From the entries that follow, pick out all lines holding "JSON".

━━━━━━━━━━━━━━━━━━━━

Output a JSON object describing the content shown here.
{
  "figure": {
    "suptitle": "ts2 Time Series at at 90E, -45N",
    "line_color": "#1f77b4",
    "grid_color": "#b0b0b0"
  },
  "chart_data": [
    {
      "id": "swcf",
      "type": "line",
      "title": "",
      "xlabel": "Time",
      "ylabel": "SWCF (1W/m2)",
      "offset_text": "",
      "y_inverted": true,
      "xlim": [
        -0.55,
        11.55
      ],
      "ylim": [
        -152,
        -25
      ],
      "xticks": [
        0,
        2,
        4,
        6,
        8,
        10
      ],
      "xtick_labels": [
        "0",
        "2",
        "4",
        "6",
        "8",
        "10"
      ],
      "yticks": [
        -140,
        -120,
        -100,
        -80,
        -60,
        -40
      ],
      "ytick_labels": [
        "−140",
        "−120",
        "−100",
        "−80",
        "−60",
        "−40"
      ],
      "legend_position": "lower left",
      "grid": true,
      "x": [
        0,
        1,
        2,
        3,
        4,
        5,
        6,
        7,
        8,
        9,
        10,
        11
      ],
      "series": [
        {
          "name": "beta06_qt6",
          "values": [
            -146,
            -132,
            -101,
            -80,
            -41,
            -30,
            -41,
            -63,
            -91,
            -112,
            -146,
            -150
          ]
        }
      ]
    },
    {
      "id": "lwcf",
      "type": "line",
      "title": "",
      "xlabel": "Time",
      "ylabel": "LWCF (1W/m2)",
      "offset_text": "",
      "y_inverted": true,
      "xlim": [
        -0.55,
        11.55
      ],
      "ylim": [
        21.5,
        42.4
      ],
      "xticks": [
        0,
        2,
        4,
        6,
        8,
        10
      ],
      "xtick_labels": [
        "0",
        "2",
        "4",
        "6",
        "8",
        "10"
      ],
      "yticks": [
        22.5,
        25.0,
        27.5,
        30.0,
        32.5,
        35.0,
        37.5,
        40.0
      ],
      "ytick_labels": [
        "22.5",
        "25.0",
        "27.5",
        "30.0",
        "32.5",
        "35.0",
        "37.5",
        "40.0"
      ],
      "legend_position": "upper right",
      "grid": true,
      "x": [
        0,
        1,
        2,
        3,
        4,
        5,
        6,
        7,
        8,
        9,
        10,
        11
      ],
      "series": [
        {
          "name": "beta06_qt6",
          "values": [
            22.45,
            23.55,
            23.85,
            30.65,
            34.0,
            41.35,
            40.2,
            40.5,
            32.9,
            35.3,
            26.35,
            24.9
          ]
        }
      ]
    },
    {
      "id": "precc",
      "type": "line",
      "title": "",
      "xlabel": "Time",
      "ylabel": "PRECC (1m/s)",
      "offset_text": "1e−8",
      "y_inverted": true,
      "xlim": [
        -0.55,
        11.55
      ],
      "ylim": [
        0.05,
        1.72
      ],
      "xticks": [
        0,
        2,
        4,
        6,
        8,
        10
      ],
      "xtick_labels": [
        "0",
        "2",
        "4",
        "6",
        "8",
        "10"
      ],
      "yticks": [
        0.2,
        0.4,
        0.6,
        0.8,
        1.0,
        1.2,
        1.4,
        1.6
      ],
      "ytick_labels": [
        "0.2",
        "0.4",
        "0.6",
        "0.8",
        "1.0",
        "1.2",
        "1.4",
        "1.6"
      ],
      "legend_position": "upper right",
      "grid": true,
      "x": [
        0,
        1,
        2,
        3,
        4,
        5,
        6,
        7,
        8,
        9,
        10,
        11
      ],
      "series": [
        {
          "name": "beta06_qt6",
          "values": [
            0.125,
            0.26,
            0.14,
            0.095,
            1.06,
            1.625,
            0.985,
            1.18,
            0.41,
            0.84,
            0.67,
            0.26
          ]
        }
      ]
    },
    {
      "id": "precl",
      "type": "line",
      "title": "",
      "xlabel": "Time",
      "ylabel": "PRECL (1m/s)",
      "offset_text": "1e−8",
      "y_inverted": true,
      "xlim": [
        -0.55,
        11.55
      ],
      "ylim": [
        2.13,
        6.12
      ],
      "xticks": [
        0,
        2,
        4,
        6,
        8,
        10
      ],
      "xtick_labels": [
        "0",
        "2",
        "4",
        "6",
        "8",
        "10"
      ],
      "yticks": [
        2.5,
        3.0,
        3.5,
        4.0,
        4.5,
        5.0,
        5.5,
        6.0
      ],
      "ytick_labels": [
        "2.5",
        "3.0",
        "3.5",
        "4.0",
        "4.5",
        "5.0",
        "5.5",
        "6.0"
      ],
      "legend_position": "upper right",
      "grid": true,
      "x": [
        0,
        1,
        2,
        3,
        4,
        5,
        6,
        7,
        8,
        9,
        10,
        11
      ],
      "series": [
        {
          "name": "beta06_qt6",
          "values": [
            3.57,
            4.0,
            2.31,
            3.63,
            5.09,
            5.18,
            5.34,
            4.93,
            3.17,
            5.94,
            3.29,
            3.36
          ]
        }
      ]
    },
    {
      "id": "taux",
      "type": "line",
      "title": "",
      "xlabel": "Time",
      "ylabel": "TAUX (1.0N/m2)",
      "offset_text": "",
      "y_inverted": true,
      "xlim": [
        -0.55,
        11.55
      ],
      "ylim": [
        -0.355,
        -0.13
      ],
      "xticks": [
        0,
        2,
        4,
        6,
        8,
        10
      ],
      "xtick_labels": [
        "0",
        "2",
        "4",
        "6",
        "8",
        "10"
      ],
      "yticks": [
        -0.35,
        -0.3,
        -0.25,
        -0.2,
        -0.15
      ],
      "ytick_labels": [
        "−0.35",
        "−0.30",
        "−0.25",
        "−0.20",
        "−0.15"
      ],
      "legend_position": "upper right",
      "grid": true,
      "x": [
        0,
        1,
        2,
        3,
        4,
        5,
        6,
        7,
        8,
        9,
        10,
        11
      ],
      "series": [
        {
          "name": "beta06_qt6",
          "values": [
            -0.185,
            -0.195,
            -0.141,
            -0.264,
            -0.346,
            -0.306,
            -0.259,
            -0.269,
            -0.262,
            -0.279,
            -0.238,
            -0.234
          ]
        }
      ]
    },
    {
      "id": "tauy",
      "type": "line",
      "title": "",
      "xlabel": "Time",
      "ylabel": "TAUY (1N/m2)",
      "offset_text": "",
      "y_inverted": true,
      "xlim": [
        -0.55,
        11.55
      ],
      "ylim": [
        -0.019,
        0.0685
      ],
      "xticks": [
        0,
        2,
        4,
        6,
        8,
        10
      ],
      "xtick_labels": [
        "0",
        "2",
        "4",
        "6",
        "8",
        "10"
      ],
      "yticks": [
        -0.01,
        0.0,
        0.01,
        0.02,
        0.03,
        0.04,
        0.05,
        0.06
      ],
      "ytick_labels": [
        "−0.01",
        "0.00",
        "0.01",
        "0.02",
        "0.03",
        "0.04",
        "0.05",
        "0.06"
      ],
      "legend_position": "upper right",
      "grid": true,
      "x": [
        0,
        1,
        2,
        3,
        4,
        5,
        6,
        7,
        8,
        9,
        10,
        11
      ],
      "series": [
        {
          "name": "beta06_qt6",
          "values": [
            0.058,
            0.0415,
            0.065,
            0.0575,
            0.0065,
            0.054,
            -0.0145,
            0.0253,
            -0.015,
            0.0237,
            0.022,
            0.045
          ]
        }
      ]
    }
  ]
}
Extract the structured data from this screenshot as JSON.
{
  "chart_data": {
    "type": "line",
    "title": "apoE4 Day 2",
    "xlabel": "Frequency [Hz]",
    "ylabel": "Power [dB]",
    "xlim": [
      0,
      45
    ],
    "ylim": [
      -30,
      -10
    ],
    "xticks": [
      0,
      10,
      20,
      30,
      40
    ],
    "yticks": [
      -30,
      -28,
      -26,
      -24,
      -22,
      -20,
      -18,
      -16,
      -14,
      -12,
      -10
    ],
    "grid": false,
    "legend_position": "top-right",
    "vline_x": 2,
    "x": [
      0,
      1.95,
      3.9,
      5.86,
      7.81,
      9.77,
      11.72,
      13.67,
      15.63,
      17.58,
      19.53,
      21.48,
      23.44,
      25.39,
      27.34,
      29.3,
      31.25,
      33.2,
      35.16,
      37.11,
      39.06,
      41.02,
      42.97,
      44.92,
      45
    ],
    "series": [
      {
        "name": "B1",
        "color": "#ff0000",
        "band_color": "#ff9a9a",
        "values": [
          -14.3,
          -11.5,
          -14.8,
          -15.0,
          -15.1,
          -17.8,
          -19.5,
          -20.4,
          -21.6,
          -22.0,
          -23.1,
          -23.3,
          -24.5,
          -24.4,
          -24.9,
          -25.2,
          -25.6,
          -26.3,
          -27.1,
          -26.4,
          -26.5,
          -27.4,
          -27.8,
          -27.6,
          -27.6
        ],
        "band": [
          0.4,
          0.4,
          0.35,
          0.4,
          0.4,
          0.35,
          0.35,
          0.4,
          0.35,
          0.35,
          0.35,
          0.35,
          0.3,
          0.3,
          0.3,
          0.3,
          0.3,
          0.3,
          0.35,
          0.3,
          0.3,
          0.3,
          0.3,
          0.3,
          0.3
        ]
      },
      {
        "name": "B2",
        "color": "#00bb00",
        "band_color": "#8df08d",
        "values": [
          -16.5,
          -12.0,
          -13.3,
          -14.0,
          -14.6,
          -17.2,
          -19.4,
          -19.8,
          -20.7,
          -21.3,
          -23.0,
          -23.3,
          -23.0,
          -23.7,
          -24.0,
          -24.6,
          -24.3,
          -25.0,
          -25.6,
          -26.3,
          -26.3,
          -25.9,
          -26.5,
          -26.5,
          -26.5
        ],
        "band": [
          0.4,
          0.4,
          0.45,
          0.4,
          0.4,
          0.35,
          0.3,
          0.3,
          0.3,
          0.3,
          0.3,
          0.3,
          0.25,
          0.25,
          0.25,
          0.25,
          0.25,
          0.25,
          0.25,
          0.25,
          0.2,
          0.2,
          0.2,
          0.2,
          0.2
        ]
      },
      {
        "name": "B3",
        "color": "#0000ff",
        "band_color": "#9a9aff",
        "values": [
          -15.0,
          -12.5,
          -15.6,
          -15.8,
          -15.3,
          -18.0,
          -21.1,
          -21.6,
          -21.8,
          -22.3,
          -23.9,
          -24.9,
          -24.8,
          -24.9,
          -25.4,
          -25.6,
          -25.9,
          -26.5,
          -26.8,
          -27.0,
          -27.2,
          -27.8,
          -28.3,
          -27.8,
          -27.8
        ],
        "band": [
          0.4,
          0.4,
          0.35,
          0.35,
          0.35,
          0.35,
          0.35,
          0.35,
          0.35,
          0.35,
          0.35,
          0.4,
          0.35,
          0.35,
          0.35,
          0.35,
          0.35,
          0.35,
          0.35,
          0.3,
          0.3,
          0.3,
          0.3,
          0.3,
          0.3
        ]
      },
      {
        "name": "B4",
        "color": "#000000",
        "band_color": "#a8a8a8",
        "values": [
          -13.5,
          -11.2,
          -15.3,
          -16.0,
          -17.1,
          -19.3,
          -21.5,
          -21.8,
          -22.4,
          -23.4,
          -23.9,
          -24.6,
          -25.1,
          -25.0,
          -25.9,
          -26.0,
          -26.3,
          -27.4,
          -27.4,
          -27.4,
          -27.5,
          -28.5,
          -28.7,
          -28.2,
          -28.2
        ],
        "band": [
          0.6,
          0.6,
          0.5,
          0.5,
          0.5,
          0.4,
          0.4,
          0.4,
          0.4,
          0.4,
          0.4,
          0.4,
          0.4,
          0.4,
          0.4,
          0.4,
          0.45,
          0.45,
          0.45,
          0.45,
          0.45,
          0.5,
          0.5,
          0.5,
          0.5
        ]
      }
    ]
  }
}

━━━━━━━━━━━━━━━━━━━━

TASK RESPONSE:
Output a JSON object describing the content shown here.
Extract the structured data from this screenshot as JSON.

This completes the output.